> **Requirement**: Repeat the material verbatim and drop the pictures.

> **Items**:
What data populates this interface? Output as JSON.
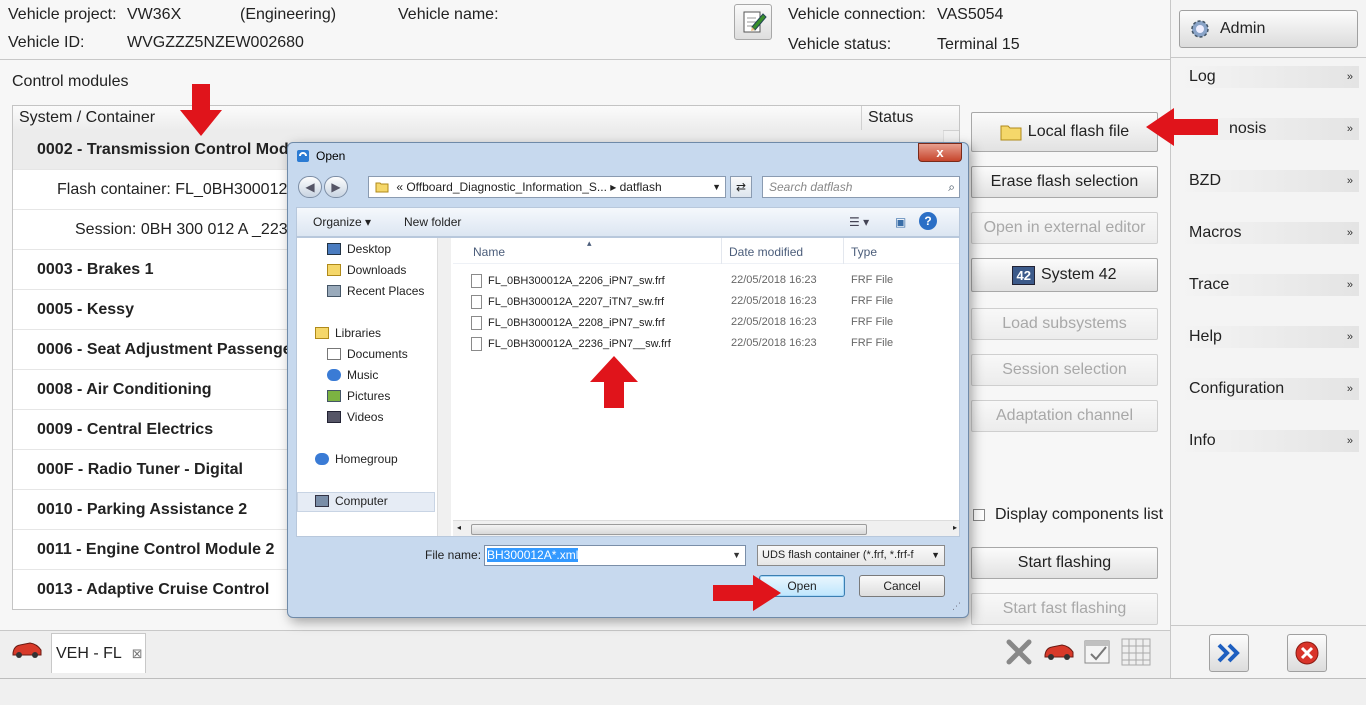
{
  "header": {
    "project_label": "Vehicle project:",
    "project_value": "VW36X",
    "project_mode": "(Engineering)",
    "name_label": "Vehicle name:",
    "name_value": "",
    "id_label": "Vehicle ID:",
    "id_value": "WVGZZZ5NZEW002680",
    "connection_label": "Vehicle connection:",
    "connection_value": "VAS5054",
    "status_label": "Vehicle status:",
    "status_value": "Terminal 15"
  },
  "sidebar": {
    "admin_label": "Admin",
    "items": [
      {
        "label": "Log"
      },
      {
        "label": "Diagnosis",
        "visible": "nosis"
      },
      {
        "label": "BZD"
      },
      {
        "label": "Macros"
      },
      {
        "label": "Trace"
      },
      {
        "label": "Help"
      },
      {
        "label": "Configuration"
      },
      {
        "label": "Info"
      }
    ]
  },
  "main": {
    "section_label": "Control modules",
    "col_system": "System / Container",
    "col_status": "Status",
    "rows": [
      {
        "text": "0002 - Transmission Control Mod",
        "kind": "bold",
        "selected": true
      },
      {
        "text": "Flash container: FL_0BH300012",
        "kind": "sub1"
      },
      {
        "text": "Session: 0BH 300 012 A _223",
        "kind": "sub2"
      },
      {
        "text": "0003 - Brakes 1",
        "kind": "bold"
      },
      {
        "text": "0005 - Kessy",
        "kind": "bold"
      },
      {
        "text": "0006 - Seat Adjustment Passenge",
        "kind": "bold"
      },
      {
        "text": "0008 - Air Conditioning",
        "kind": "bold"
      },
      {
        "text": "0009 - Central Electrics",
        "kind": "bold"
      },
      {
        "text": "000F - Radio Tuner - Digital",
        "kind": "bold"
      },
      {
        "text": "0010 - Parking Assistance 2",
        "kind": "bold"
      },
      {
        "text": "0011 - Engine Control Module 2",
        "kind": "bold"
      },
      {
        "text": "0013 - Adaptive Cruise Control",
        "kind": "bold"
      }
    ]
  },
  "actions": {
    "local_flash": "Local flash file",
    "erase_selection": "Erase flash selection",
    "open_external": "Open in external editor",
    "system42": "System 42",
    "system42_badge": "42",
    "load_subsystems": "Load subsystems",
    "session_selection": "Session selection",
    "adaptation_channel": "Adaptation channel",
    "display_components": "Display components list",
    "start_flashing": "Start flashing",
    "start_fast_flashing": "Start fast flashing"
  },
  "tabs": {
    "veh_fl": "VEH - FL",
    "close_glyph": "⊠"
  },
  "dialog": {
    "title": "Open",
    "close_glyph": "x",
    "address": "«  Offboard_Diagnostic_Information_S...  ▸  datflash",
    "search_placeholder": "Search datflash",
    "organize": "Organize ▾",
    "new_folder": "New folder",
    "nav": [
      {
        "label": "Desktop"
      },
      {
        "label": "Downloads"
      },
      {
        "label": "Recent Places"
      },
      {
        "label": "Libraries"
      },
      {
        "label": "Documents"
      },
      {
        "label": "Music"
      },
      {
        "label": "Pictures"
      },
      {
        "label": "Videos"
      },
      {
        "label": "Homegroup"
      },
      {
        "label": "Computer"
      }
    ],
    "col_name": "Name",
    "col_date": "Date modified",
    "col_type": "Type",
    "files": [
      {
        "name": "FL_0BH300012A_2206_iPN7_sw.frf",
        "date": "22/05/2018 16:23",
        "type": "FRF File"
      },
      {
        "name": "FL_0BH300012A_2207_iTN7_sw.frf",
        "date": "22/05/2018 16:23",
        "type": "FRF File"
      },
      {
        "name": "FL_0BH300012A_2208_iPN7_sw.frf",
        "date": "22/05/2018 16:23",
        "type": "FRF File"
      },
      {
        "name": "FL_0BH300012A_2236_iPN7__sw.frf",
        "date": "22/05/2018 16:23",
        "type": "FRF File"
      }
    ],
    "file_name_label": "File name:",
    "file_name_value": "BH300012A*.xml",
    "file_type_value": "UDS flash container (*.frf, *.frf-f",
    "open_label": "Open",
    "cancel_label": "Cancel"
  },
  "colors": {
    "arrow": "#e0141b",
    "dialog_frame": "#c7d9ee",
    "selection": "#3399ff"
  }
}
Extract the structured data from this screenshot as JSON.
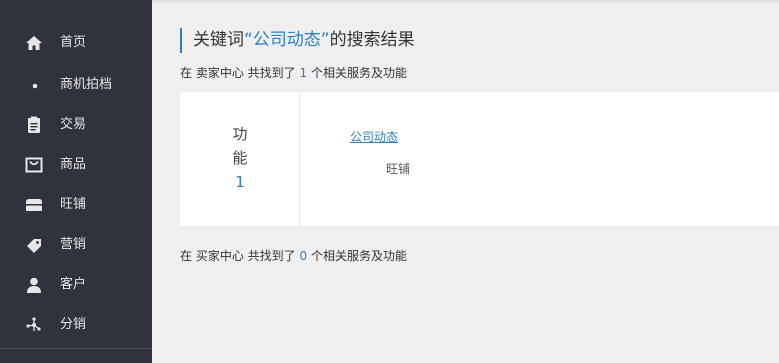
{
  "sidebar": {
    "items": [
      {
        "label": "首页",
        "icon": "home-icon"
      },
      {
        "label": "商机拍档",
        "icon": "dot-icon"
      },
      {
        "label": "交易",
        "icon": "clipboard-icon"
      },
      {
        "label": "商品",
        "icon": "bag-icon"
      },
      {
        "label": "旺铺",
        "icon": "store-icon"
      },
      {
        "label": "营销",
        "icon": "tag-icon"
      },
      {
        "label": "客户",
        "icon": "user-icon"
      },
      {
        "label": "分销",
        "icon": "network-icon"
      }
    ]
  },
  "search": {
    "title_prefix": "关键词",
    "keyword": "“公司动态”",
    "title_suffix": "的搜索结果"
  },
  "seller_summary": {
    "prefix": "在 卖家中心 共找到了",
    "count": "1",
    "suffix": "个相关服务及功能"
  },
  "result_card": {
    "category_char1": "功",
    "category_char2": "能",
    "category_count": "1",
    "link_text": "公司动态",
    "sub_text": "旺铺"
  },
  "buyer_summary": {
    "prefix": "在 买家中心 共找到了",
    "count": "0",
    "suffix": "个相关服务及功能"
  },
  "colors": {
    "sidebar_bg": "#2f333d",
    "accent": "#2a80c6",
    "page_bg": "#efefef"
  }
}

> **Task output**:
What data populates this interface? Output as JSON.
{
  "header": {
    "project_label": "Vehicle project:",
    "project_value": "VW36X",
    "project_mode": "(Engineering)",
    "name_label": "Vehicle name:",
    "name_value": "",
    "id_label": "Vehicle ID:",
    "id_value": "WVGZZZ5NZEW002680",
    "connection_label": "Vehicle connection:",
    "connection_value": "VAS5054",
    "status_label": "Vehicle status:",
    "status_value": "Terminal 15"
  },
  "sidebar": {
    "admin_label": "Admin",
    "items": [
      {
        "label": "Log"
      },
      {
        "label": "Diagnosis",
        "visible": "nosis"
      },
      {
        "label": "BZD"
      },
      {
        "label": "Macros"
      },
      {
        "label": "Trace"
      },
      {
        "label": "Help"
      },
      {
        "label": "Configuration"
      },
      {
        "label": "Info"
      }
    ]
  },
  "main": {
    "section_label": "Control modules",
    "col_system": "System / Container",
    "col_status": "Status",
    "rows": [
      {
        "text": "0002 - Transmission Control Mod",
        "kind": "bold",
        "selected": true
      },
      {
        "text": "Flash container: FL_0BH300012",
        "kind": "sub1"
      },
      {
        "text": "Session: 0BH 300 012 A _223",
        "kind": "sub2"
      },
      {
        "text": "0003 - Brakes 1",
        "kind": "bold"
      },
      {
        "text": "0005 - Kessy",
        "kind": "bold"
      },
      {
        "text": "0006 - Seat Adjustment Passenge",
        "kind": "bold"
      },
      {
        "text": "0008 - Air Conditioning",
        "kind": "bold"
      },
      {
        "text": "0009 - Central Electrics",
        "kind": "bold"
      },
      {
        "text": "000F - Radio Tuner - Digital",
        "kind": "bold"
      },
      {
        "text": "0010 - Parking Assistance 2",
        "kind": "bold"
      },
      {
        "text": "0011 - Engine Control Module 2",
        "kind": "bold"
      },
      {
        "text": "0013 - Adaptive Cruise Control",
        "kind": "bold"
      }
    ]
  },
  "actions": {
    "local_flash": "Local flash file",
    "erase_selection": "Erase flash selection",
    "open_external": "Open in external editor",
    "system42": "System 42",
    "system42_badge": "42",
    "load_subsystems": "Load subsystems",
    "session_selection": "Session selection",
    "adaptation_channel": "Adaptation channel",
    "display_components": "Display components list",
    "start_flashing": "Start flashing",
    "start_fast_flashing": "Start fast flashing"
  },
  "tabs": {
    "veh_fl": "VEH - FL",
    "close_glyph": "⊠"
  },
  "dialog": {
    "title": "Open",
    "close_glyph": "x",
    "address": "«  Offboard_Diagnostic_Information_S...  ▸  datflash",
    "search_placeholder": "Search datflash",
    "organize": "Organize ▾",
    "new_folder": "New folder",
    "nav": [
      {
        "label": "Desktop"
      },
      {
        "label": "Downloads"
      },
      {
        "label": "Recent Places"
      },
      {
        "label": "Libraries"
      },
      {
        "label": "Documents"
      },
      {
        "label": "Music"
      },
      {
        "label": "Pictures"
      },
      {
        "label": "Videos"
      },
      {
        "label": "Homegroup"
      },
      {
        "label": "Computer"
      }
    ],
    "col_name": "Name",
    "col_date": "Date modified",
    "col_type": "Type",
    "files": [
      {
        "name": "FL_0BH300012A_2206_iPN7_sw.frf",
        "date": "22/05/2018 16:23",
        "type": "FRF File"
      },
      {
        "name": "FL_0BH300012A_2207_iTN7_sw.frf",
        "date": "22/05/2018 16:23",
        "type": "FRF File"
      },
      {
        "name": "FL_0BH300012A_2208_iPN7_sw.frf",
        "date": "22/05/2018 16:23",
        "type": "FRF File"
      },
      {
        "name": "FL_0BH300012A_2236_iPN7__sw.frf",
        "date": "22/05/2018 16:23",
        "type": "FRF File"
      }
    ],
    "file_name_label": "File name:",
    "file_name_value": "BH300012A*.xml",
    "file_type_value": "UDS flash container (*.frf, *.frf-f",
    "open_label": "Open",
    "cancel_label": "Cancel"
  },
  "colors": {
    "arrow": "#e0141b",
    "dialog_frame": "#c7d9ee",
    "selection": "#3399ff"
  }
}
Extract the structured data from this screenshot as JSON.
{
  "sidebar": {
    "items": [
      {
        "label": "首页",
        "icon": "home-icon"
      },
      {
        "label": "商机拍档",
        "icon": "dot-icon"
      },
      {
        "label": "交易",
        "icon": "clipboard-icon"
      },
      {
        "label": "商品",
        "icon": "bag-icon"
      },
      {
        "label": "旺铺",
        "icon": "store-icon"
      },
      {
        "label": "营销",
        "icon": "tag-icon"
      },
      {
        "label": "客户",
        "icon": "user-icon"
      },
      {
        "label": "分销",
        "icon": "network-icon"
      }
    ]
  },
  "search": {
    "title_prefix": "关键词",
    "keyword": "“公司动态”",
    "title_suffix": "的搜索结果"
  },
  "seller_summary": {
    "prefix": "在 卖家中心 共找到了",
    "count": "1",
    "suffix": "个相关服务及功能"
  },
  "result_card": {
    "category_char1": "功",
    "category_char2": "能",
    "category_count": "1",
    "link_text": "公司动态",
    "sub_text": "旺铺"
  },
  "buyer_summary": {
    "prefix": "在 买家中心 共找到了",
    "count": "0",
    "suffix": "个相关服务及功能"
  },
  "colors": {
    "sidebar_bg": "#2f333d",
    "accent": "#2a80c6",
    "page_bg": "#efefef"
  }
}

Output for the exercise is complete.